- _Problem statement_: Output every entry exactly as written.
- - - - - - -
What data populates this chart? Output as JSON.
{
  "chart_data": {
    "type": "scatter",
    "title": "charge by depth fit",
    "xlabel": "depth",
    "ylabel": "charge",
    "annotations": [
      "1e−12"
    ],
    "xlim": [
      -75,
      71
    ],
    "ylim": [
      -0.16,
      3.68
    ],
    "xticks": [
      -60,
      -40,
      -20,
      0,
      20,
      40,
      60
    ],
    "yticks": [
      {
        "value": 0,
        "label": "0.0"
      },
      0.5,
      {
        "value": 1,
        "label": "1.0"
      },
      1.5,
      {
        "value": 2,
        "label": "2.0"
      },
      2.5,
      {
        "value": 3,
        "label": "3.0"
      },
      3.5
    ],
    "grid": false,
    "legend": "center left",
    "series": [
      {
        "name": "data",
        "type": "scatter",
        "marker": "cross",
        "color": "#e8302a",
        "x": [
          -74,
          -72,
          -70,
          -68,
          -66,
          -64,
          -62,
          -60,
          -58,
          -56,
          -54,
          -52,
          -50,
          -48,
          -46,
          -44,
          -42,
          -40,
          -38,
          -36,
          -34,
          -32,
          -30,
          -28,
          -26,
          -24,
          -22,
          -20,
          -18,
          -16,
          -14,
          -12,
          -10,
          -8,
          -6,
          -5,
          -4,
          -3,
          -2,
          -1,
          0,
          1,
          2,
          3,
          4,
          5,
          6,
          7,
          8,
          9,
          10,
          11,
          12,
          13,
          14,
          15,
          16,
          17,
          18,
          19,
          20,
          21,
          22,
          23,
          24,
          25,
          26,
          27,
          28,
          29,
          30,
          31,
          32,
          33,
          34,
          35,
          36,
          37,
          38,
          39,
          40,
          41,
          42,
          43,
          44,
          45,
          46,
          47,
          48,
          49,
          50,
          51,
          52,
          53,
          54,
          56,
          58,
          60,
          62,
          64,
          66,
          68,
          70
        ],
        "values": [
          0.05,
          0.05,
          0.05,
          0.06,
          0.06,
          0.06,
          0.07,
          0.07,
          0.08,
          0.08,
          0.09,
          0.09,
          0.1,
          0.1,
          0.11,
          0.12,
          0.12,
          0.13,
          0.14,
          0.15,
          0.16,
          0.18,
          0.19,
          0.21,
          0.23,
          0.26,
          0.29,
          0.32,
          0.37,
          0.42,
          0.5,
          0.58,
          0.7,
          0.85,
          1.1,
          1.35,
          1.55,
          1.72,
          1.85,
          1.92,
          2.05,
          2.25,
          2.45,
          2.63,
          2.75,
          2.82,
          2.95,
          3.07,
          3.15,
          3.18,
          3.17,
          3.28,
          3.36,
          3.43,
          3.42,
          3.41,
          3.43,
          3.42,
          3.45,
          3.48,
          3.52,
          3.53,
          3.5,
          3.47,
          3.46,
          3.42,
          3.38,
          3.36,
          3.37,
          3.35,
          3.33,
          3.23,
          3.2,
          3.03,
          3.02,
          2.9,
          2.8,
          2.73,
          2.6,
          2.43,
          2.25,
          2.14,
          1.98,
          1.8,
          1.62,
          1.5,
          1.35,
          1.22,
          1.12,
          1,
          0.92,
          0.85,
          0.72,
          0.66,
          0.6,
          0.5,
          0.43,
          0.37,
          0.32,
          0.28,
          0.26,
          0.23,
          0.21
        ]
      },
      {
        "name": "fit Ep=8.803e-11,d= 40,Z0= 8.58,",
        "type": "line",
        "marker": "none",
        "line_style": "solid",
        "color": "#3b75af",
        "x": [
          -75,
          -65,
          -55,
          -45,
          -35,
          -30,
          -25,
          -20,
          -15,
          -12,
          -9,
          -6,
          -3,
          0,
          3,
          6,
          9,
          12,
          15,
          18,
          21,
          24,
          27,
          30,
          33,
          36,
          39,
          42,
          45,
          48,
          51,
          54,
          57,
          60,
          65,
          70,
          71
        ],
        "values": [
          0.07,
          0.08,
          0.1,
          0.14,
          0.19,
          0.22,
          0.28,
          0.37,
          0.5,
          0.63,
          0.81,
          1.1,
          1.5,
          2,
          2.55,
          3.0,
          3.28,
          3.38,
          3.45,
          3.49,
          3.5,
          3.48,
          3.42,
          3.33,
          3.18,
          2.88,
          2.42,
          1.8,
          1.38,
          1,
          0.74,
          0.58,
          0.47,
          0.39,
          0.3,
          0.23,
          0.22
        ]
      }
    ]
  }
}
- - - - - - -
- _Answer in full_:
What data populates this chart? Output as JSON.
{
  "chart_data": {
    "type": "scatter",
    "title": "charge by depth fit",
    "xlabel": "depth",
    "ylabel": "charge",
    "annotations": [
      "1e−12"
    ],
    "xlim": [
      -75,
      71
    ],
    "ylim": [
      -0.16,
      3.68
    ],
    "xticks": [
      -60,
      -40,
      -20,
      0,
      20,
      40,
      60
    ],
    "yticks": [
      {
        "value": 0,
        "label": "0.0"
      },
      0.5,
      {
        "value": 1,
        "label": "1.0"
      },
      1.5,
      {
        "value": 2,
        "label": "2.0"
      },
      2.5,
      {
        "value": 3,
        "label": "3.0"
      },
      3.5
    ],
    "grid": false,
    "legend": "center left",
    "series": [
      {
        "name": "data",
        "type": "scatter",
        "marker": "cross",
        "color": "#e8302a",
        "x": [
          -74,
          -72,
          -70,
          -68,
          -66,
          -64,
          -62,
          -60,
          -58,
          -56,
          -54,
          -52,
          -50,
          -48,
          -46,
          -44,
          -42,
          -40,
          -38,
          -36,
          -34,
          -32,
          -30,
          -28,
          -26,
          -24,
          -22,
          -20,
          -18,
          -16,
          -14,
          -12,
          -10,
          -8,
          -6,
          -5,
          -4,
          -3,
          -2,
          -1,
          0,
          1,
          2,
          3,
          4,
          5,
          6,
          7,
          8,
          9,
          10,
          11,
          12,
          13,
          14,
          15,
          16,
          17,
          18,
          19,
          20,
          21,
          22,
          23,
          24,
          25,
          26,
          27,
          28,
          29,
          30,
          31,
          32,
          33,
          34,
          35,
          36,
          37,
          38,
          39,
          40,
          41,
          42,
          43,
          44,
          45,
          46,
          47,
          48,
          49,
          50,
          51,
          52,
          53,
          54,
          56,
          58,
          60,
          62,
          64,
          66,
          68,
          70
        ],
        "values": [
          0.05,
          0.05,
          0.05,
          0.06,
          0.06,
          0.06,
          0.07,
          0.07,
          0.08,
          0.08,
          0.09,
          0.09,
          0.1,
          0.1,
          0.11,
          0.12,
          0.12,
          0.13,
          0.14,
          0.15,
          0.16,
          0.18,
          0.19,
          0.21,
          0.23,
          0.26,
          0.29,
          0.32,
          0.37,
          0.42,
          0.5,
          0.58,
          0.7,
          0.85,
          1.1,
          1.35,
          1.55,
          1.72,
          1.85,
          1.92,
          2.05,
          2.25,
          2.45,
          2.63,
          2.75,
          2.82,
          2.95,
          3.07,
          3.15,
          3.18,
          3.17,
          3.28,
          3.36,
          3.43,
          3.42,
          3.41,
          3.43,
          3.42,
          3.45,
          3.48,
          3.52,
          3.53,
          3.5,
          3.47,
          3.46,
          3.42,
          3.38,
          3.36,
          3.37,
          3.35,
          3.33,
          3.23,
          3.2,
          3.03,
          3.02,
          2.9,
          2.8,
          2.73,
          2.6,
          2.43,
          2.25,
          2.14,
          1.98,
          1.8,
          1.62,
          1.5,
          1.35,
          1.22,
          1.12,
          1,
          0.92,
          0.85,
          0.72,
          0.66,
          0.6,
          0.5,
          0.43,
          0.37,
          0.32,
          0.28,
          0.26,
          0.23,
          0.21
        ]
      },
      {
        "name": "fit Ep=8.803e-11,d= 40,Z0= 8.58,",
        "type": "line",
        "marker": "none",
        "line_style": "solid",
        "color": "#3b75af",
        "x": [
          -75,
          -65,
          -55,
          -45,
          -35,
          -30,
          -25,
          -20,
          -15,
          -12,
          -9,
          -6,
          -3,
          0,
          3,
          6,
          9,
          12,
          15,
          18,
          21,
          24,
          27,
          30,
          33,
          36,
          39,
          42,
          45,
          48,
          51,
          54,
          57,
          60,
          65,
          70,
          71
        ],
        "values": [
          0.07,
          0.08,
          0.1,
          0.14,
          0.19,
          0.22,
          0.28,
          0.37,
          0.5,
          0.63,
          0.81,
          1.1,
          1.5,
          2,
          2.55,
          3.0,
          3.28,
          3.38,
          3.45,
          3.49,
          3.5,
          3.48,
          3.42,
          3.33,
          3.18,
          2.88,
          2.42,
          1.8,
          1.38,
          1,
          0.74,
          0.58,
          0.47,
          0.39,
          0.3,
          0.23,
          0.22
        ]
      }
    ]
  }
}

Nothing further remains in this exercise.